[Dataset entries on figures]
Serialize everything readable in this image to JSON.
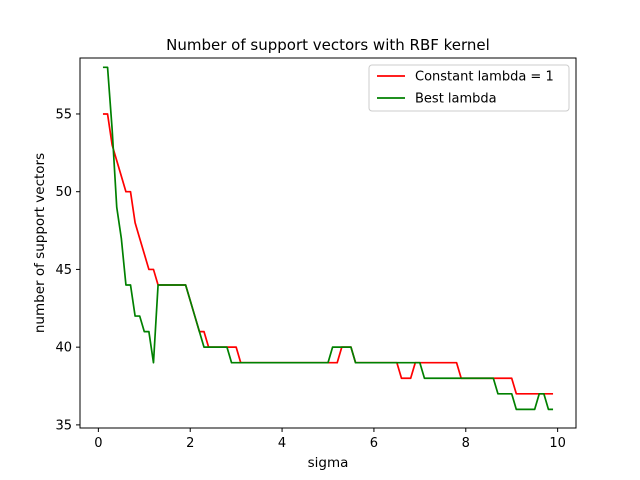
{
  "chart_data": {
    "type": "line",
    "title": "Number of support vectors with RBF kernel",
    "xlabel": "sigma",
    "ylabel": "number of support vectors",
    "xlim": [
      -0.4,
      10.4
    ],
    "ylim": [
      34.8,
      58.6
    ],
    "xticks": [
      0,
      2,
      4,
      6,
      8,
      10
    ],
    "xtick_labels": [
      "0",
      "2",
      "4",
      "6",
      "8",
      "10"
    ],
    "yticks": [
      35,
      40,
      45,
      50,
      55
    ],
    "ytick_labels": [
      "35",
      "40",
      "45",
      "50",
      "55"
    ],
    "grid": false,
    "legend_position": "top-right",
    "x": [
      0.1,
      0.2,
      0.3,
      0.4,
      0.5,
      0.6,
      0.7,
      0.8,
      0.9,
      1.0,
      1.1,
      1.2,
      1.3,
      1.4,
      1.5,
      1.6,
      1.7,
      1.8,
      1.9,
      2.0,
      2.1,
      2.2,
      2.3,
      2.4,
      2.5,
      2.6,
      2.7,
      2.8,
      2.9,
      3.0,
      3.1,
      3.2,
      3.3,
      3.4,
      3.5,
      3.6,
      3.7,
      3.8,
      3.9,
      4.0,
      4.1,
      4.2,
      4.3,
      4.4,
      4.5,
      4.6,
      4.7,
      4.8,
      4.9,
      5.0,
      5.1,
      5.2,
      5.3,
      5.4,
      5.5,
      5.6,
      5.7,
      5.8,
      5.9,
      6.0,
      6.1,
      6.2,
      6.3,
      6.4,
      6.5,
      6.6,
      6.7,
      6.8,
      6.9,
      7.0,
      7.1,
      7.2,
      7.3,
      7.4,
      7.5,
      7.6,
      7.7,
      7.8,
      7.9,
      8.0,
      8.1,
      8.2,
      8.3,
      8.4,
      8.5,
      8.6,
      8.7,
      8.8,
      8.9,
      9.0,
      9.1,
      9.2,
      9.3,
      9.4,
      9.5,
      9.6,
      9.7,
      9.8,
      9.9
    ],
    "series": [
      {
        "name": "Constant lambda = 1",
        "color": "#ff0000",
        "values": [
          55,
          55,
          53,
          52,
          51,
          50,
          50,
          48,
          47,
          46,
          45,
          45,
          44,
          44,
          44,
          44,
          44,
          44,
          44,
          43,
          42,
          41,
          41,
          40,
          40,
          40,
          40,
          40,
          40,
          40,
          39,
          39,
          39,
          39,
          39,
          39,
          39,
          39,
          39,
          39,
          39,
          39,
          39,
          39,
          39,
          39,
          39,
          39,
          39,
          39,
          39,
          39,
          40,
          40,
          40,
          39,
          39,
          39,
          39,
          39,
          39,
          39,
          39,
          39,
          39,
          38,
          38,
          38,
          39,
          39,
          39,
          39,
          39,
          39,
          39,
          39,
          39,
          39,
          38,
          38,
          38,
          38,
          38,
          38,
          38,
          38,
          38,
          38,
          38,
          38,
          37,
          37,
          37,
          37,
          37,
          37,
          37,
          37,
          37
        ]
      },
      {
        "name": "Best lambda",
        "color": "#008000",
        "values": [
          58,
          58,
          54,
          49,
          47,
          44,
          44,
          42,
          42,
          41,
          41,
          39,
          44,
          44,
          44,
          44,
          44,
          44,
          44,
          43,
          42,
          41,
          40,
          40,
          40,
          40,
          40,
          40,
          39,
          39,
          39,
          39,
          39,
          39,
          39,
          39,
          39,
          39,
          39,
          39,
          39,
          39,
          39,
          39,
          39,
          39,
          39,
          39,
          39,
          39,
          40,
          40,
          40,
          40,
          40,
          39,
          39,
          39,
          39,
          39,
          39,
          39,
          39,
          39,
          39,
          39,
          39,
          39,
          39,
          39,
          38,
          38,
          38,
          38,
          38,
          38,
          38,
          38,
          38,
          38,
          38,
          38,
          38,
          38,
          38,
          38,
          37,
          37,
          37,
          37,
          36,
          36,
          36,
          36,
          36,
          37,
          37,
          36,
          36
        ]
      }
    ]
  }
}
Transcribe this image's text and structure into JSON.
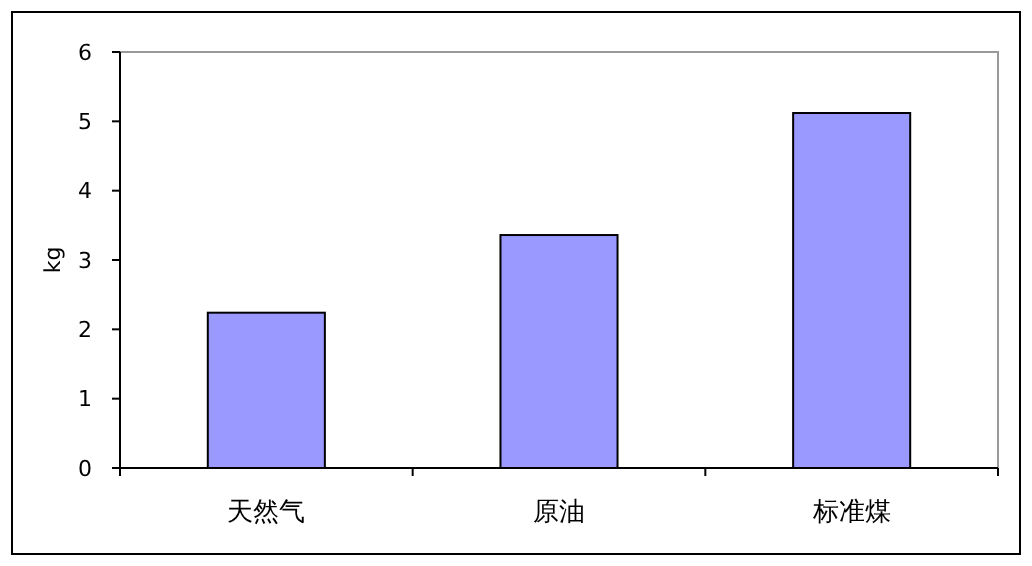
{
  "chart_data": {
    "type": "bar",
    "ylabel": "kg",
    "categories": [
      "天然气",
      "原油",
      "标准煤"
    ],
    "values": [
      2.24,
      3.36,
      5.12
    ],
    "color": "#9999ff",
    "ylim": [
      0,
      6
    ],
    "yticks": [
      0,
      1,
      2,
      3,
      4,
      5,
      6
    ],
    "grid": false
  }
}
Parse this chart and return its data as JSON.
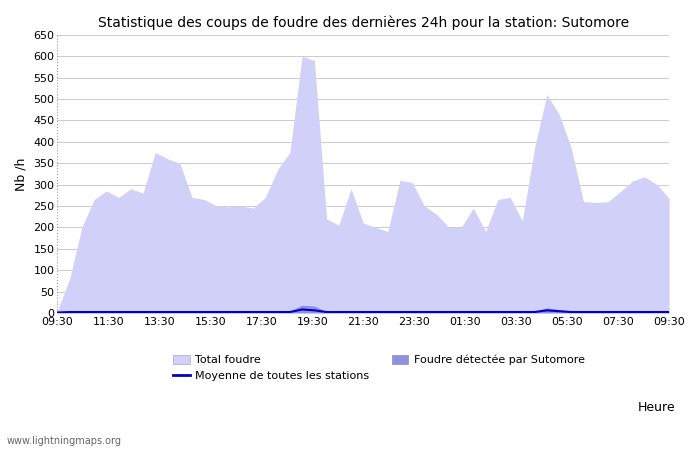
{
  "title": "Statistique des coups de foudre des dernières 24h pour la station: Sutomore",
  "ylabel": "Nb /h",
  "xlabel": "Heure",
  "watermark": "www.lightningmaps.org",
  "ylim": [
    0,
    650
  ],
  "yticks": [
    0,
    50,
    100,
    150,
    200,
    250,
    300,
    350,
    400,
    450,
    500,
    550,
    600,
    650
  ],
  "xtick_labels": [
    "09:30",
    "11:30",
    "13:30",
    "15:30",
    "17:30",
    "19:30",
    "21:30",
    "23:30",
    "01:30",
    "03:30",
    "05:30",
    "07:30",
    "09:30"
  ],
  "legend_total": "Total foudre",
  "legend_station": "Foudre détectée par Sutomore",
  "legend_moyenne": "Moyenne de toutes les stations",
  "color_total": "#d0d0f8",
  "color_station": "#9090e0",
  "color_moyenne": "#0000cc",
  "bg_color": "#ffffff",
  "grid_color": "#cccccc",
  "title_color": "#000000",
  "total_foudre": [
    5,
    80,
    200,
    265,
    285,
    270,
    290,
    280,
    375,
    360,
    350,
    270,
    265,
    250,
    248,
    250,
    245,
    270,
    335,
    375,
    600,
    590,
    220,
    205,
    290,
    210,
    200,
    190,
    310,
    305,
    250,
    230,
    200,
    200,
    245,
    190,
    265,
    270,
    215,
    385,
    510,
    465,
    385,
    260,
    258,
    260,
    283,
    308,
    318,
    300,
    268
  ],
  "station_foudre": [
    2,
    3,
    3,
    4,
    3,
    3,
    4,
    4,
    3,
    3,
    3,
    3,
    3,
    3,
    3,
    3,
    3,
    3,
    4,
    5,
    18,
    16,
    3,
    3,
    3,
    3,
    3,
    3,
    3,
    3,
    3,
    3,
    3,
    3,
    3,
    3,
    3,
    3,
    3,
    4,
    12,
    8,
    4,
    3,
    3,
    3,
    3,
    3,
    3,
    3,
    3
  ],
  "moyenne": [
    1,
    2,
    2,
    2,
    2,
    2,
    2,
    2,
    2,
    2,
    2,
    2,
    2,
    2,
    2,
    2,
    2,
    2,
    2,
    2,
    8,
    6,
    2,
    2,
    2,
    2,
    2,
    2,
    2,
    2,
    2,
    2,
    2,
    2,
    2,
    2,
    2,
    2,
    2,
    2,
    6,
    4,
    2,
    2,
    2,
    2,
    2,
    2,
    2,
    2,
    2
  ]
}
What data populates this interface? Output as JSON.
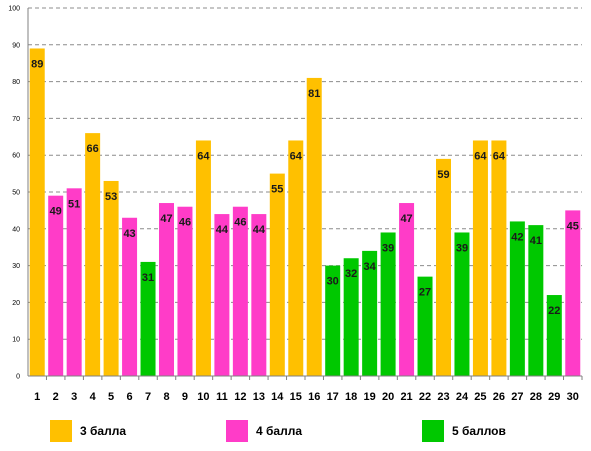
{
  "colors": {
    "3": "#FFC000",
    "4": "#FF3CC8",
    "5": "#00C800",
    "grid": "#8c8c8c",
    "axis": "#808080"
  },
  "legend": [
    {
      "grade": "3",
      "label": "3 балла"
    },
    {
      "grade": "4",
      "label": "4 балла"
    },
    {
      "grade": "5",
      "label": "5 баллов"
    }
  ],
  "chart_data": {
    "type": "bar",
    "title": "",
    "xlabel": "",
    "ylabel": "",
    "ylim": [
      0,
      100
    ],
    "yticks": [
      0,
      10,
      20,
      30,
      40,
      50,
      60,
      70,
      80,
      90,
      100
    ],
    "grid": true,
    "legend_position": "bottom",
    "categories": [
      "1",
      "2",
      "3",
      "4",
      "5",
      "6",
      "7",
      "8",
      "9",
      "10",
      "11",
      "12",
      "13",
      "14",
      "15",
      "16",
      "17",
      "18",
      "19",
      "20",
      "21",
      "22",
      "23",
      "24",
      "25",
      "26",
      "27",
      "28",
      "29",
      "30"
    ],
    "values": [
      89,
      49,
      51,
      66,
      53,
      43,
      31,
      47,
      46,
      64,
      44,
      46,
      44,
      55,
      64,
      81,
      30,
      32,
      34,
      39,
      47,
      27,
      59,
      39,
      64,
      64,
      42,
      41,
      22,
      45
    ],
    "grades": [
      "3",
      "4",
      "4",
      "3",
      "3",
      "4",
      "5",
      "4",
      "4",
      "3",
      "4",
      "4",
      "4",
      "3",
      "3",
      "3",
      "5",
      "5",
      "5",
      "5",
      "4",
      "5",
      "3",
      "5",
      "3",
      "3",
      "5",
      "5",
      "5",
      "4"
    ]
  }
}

_What is needed_
Write out each line of the data that holds the string "vectors".

_Task answer_
    "title": "Number of support vectors with RBF kernel",
    "ylabel": "number of support vectors",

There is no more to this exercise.